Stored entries
------------------------------------
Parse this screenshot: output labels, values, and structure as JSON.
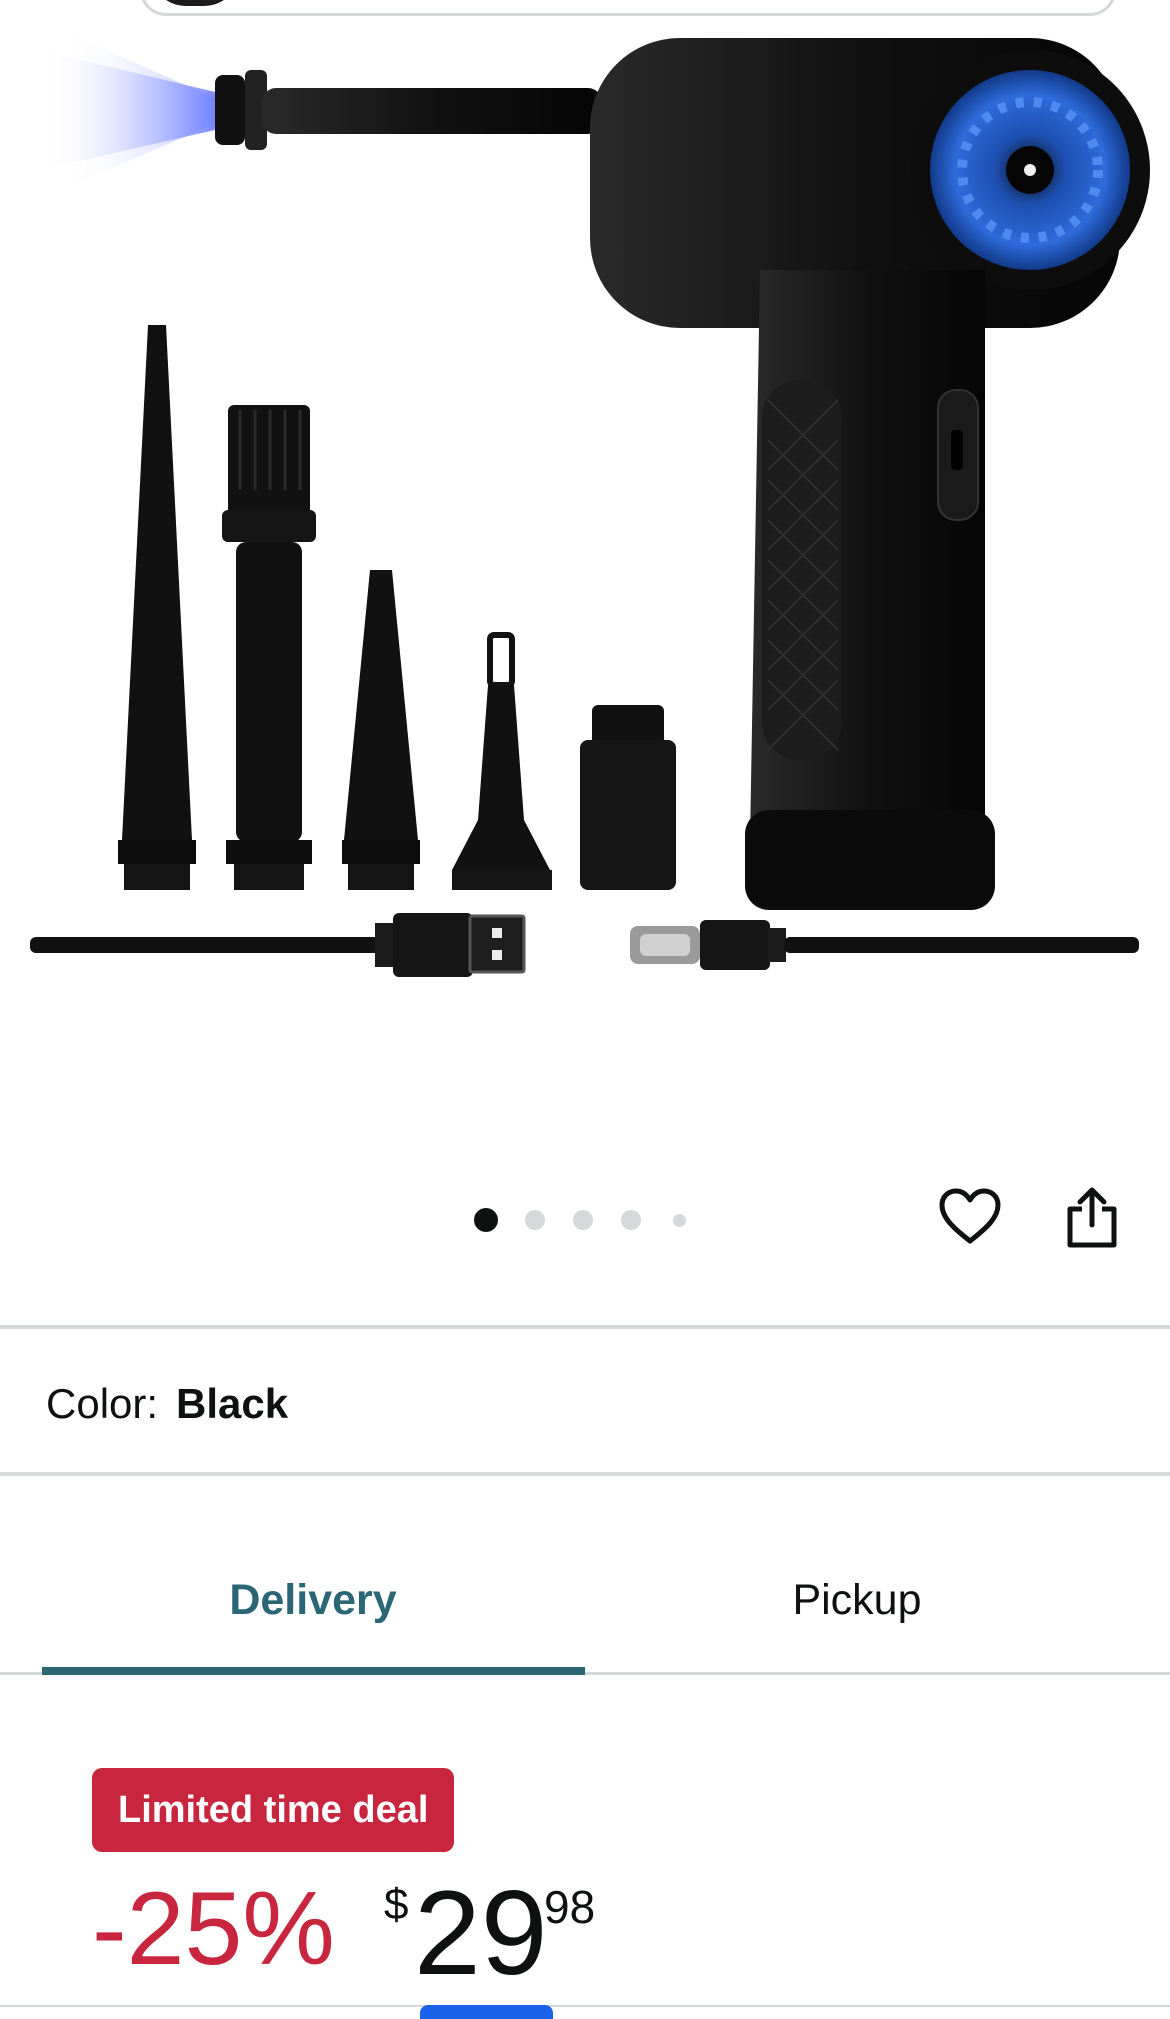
{
  "product": {
    "image_alt": "Black cordless compressed air duster with five nozzle attachments and a USB cable",
    "carousel": {
      "count": 5,
      "active_index": 0
    }
  },
  "actions": {
    "wishlist_icon": "heart-icon",
    "share_icon": "share-icon"
  },
  "variant": {
    "label": "Color:",
    "value": "Black"
  },
  "fulfillment_tabs": [
    {
      "label": "Delivery",
      "selected": true
    },
    {
      "label": "Pickup",
      "selected": false
    }
  ],
  "deal": {
    "badge": "Limited time deal",
    "discount": "-25%",
    "currency": "$",
    "price_whole": "29",
    "price_fraction": "98"
  },
  "colors": {
    "accent_teal": "#2b6674",
    "deal_red": "#c7263e",
    "divider": "#d5d9d9"
  }
}
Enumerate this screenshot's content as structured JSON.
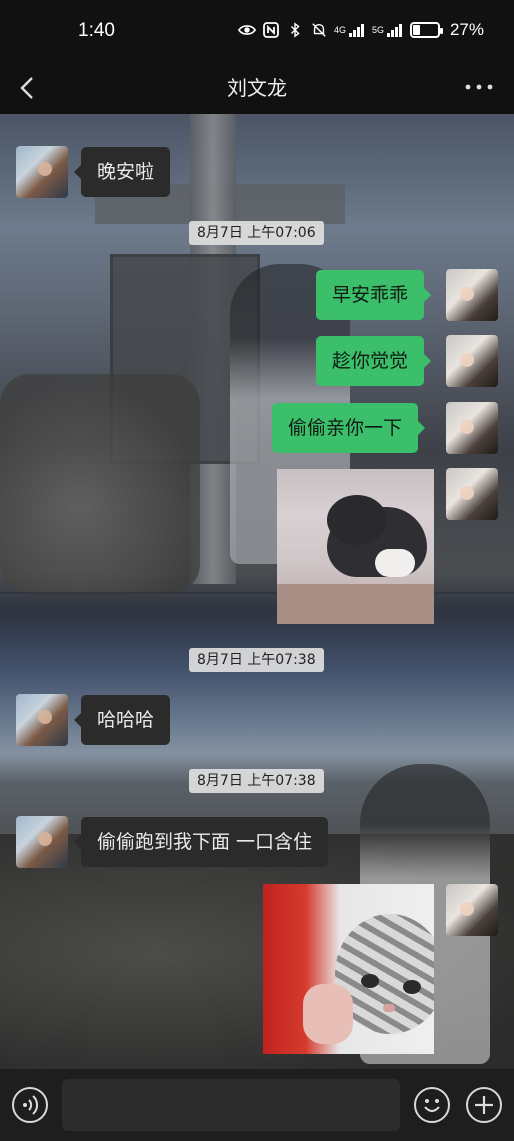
{
  "status_bar": {
    "time": "1:40",
    "signal1_label": "4G",
    "signal2_label": "5G",
    "battery_pct": "27%",
    "battery_level": 0.27
  },
  "header": {
    "title": "刘文龙"
  },
  "messages": [
    {
      "side": "left",
      "type": "text",
      "text": "晚安啦"
    },
    {
      "type": "timestamp",
      "text": "8月7日 上午07:06"
    },
    {
      "side": "right",
      "type": "text",
      "text": "早安乖乖"
    },
    {
      "side": "right",
      "type": "text",
      "text": "趁你觉觉"
    },
    {
      "side": "right",
      "type": "text",
      "text": "偷偷亲你一下"
    },
    {
      "side": "right",
      "type": "sticker",
      "sticker": "cat-sticker"
    },
    {
      "type": "timestamp",
      "text": "8月7日 上午07:38"
    },
    {
      "side": "left",
      "type": "text",
      "text": "哈哈哈"
    },
    {
      "type": "timestamp",
      "text": "8月7日 上午07:38"
    },
    {
      "side": "left",
      "type": "text",
      "text": "偷偷跑到我下面 一口含住"
    },
    {
      "side": "right",
      "type": "sticker",
      "sticker": "cat-sticker"
    }
  ],
  "input_bar": {
    "value": "",
    "placeholder": ""
  },
  "icons": {
    "back": "chevron-left-icon",
    "more": "more-dots-icon",
    "voice": "voice-icon",
    "emoji": "emoji-icon",
    "plus": "plus-icon"
  },
  "colors": {
    "outgoing_bubble": "#3cbf6b",
    "incoming_bubble": "#2b2b2b",
    "top_bar": "#111111"
  }
}
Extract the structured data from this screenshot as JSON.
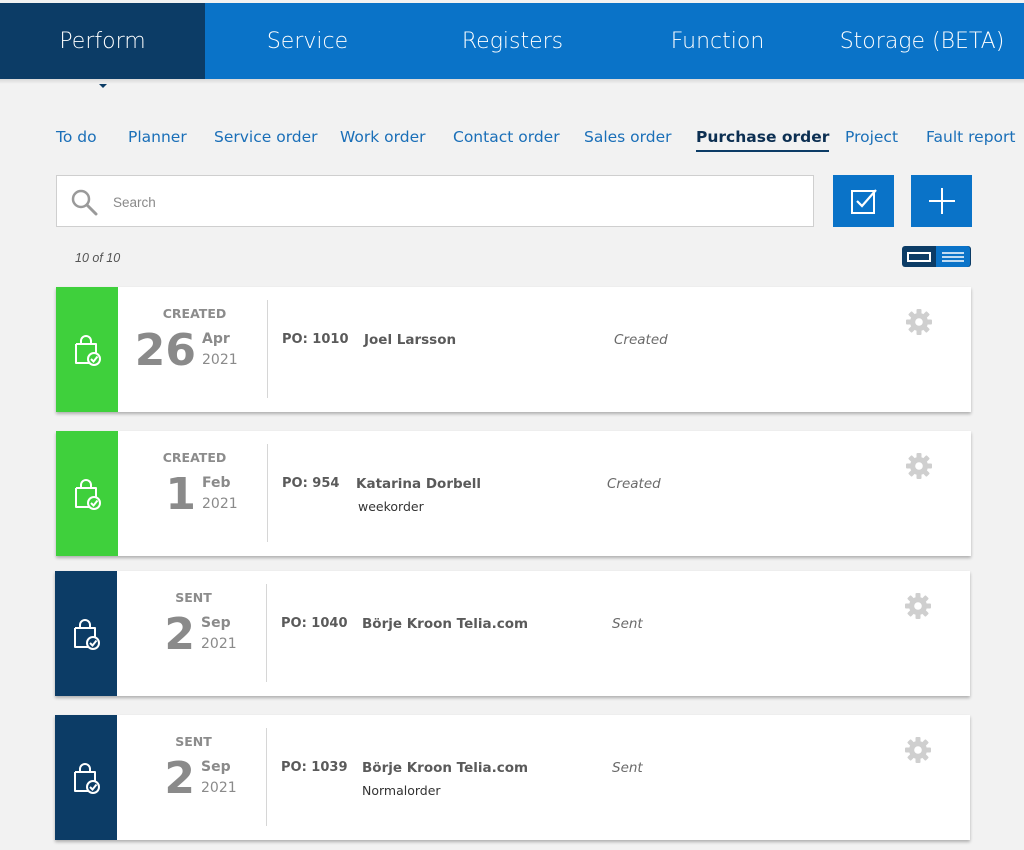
{
  "topnav": {
    "tabs": [
      {
        "label": "Perform",
        "active": true
      },
      {
        "label": "Service",
        "active": false
      },
      {
        "label": "Registers",
        "active": false
      },
      {
        "label": "Function",
        "active": false
      },
      {
        "label": "Storage (BETA)",
        "active": false
      }
    ]
  },
  "subnav": {
    "items": [
      {
        "label": "To do"
      },
      {
        "label": "Planner"
      },
      {
        "label": "Service order"
      },
      {
        "label": "Work order"
      },
      {
        "label": "Contact order"
      },
      {
        "label": "Sales order"
      },
      {
        "label": "Purchase order",
        "active": true
      },
      {
        "label": "Project"
      },
      {
        "label": "Fault report"
      }
    ]
  },
  "search": {
    "placeholder": "Search",
    "value": ""
  },
  "toolbar": {
    "check_icon": "checkbox-check-icon",
    "add_icon": "plus-icon"
  },
  "list": {
    "count": "10 of 10"
  },
  "colors": {
    "created": "#3fd03c",
    "sent": "#0c3c66",
    "accent": "#0a73c8"
  },
  "orders": [
    {
      "status": "CREATED",
      "day": "26",
      "month": "Apr",
      "year": "2021",
      "po": "PO: 1010",
      "name": "Joel Larsson",
      "sub": "",
      "state": "Created",
      "icon": "shopping-bag-check-icon"
    },
    {
      "status": "CREATED",
      "day": "1",
      "month": "Feb",
      "year": "2021",
      "po": "PO: 954",
      "name": "Katarina Dorbell",
      "sub": "weekorder",
      "state": "Created",
      "icon": "shopping-bag-check-icon"
    },
    {
      "status": "SENT",
      "day": "2",
      "month": "Sep",
      "year": "2021",
      "po": "PO: 1040",
      "name": "Börje Kroon Telia.com",
      "sub": "",
      "state": "Sent",
      "icon": "shopping-bag-check-icon"
    },
    {
      "status": "SENT",
      "day": "2",
      "month": "Sep",
      "year": "2021",
      "po": "PO: 1039",
      "name": "Börje Kroon Telia.com",
      "sub": "Normalorder",
      "state": "Sent",
      "icon": "shopping-bag-check-icon"
    }
  ]
}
------------------------------------
▶ **Set task**:
In the entries above, find lines with "Black" and copy each.

▶ **Finished exercise**:
    "image_alt": "Black cordless compressed air duster with five nozzle attachments and a USB cable",
    "value": "Black"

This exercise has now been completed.